---------- Listing
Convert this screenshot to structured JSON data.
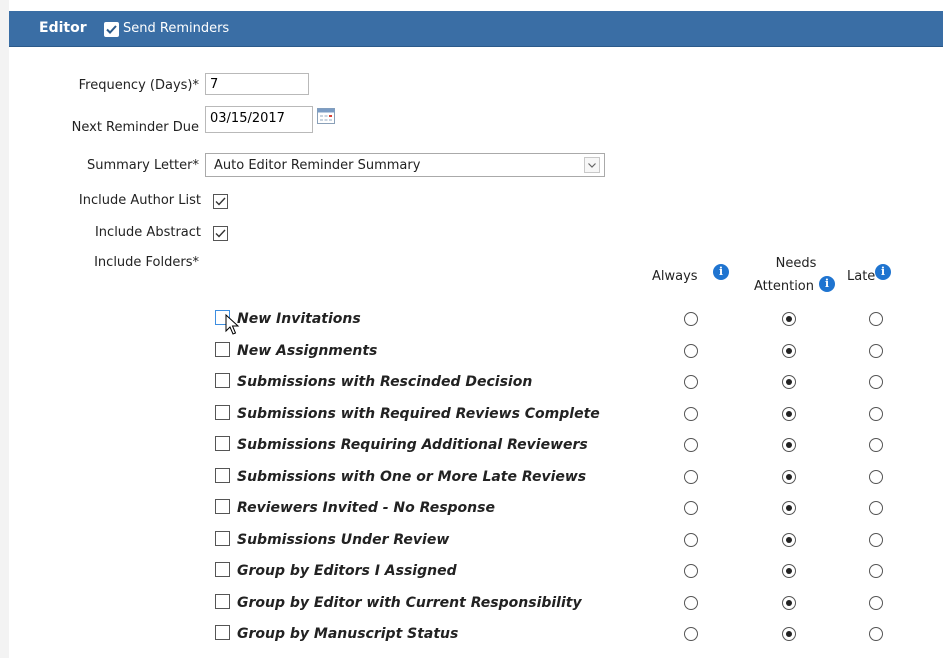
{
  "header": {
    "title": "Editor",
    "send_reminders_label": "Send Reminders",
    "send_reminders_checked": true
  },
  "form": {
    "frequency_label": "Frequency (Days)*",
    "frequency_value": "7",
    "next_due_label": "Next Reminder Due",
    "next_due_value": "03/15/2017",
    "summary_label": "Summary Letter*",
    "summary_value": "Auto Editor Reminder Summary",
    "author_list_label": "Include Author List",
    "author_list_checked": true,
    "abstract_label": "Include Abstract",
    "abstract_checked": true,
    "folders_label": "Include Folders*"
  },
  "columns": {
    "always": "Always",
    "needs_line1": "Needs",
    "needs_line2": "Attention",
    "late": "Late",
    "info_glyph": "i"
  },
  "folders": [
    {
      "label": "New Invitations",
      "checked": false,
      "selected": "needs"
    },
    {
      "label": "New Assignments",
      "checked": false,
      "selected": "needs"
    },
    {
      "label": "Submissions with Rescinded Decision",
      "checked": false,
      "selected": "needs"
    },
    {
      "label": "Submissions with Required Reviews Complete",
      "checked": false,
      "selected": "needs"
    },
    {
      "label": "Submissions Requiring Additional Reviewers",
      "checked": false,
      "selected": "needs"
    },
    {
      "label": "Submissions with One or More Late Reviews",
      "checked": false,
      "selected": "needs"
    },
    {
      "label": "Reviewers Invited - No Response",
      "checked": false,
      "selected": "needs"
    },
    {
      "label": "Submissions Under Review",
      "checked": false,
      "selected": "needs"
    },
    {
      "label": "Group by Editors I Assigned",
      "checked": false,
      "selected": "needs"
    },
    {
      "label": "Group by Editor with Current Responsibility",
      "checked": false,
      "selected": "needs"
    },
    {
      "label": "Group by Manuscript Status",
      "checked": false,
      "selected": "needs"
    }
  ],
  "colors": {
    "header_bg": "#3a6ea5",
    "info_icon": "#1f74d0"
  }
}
--------------------
---------- Listing
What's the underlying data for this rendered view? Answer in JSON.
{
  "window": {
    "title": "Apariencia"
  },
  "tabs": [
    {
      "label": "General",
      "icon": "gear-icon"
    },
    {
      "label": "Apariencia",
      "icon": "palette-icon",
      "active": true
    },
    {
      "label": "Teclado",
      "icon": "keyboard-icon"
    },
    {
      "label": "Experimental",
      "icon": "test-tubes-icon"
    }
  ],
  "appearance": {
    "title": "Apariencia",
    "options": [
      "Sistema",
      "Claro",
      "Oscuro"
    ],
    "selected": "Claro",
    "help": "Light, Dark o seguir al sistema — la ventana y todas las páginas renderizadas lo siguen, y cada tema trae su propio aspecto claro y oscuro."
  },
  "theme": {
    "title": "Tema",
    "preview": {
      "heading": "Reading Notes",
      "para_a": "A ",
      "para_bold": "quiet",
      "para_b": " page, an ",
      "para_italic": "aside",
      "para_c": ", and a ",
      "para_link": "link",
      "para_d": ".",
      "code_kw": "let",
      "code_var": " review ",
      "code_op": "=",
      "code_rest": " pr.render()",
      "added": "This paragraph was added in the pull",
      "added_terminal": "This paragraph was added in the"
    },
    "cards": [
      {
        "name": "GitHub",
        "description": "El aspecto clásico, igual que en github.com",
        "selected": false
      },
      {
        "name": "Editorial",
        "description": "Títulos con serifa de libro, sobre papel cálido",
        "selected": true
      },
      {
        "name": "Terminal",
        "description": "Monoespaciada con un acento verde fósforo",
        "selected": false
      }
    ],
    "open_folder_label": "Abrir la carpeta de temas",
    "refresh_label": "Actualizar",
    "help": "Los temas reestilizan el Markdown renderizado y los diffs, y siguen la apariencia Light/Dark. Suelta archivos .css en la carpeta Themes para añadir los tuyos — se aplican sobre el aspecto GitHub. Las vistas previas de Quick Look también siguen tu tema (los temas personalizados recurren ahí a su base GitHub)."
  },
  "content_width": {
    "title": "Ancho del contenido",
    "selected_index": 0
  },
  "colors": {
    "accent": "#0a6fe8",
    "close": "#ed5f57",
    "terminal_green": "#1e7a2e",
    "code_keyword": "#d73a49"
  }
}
--------------------
---------- Listing
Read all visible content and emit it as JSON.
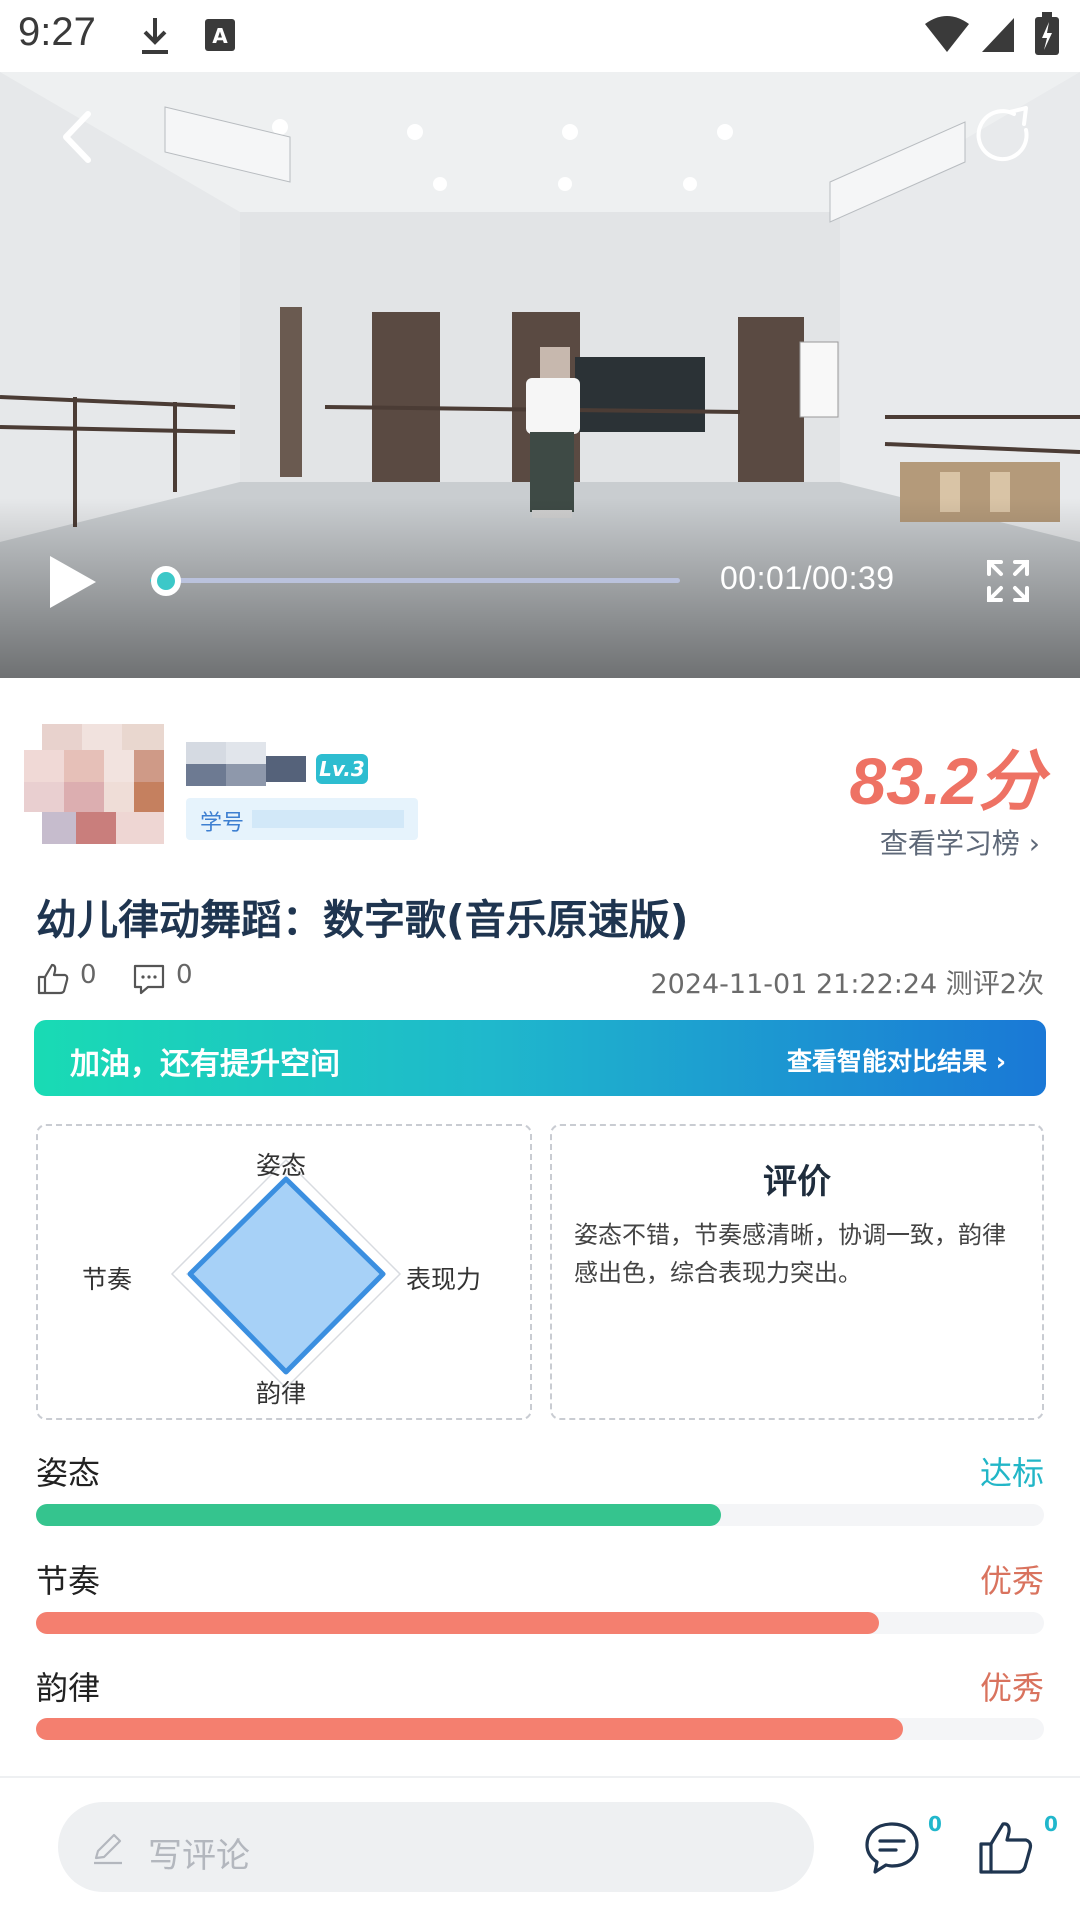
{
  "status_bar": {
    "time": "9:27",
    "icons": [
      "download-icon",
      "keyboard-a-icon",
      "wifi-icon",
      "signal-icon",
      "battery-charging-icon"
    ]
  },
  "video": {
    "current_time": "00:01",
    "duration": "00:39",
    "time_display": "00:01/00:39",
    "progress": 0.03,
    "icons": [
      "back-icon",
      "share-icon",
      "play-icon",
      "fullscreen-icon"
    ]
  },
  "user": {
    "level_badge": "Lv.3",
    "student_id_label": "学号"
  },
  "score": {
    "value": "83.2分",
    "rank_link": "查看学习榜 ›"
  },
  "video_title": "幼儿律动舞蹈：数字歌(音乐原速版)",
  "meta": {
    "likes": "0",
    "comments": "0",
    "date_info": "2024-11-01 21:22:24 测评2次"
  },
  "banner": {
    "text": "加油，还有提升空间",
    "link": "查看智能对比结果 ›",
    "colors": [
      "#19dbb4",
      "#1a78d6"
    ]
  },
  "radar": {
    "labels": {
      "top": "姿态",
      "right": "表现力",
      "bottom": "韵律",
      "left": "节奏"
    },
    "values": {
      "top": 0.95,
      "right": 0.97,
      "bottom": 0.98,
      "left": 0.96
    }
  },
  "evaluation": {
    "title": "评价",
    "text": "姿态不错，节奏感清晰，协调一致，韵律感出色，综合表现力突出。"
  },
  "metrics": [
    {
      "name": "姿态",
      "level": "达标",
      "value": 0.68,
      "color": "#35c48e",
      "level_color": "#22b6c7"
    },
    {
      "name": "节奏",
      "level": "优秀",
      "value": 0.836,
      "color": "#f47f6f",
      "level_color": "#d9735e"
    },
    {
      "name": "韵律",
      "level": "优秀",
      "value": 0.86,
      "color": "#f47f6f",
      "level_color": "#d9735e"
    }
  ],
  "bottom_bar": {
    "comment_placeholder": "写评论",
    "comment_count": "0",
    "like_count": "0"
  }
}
--------------------
• Problem to work on:
Scan the material and collect every line that contains "JSON".

• Final result:
Convert this screenshot to structured JSON data.
What's the underlying data for this rendered view? Answer in JSON.
Read all visible content and emit it as JSON.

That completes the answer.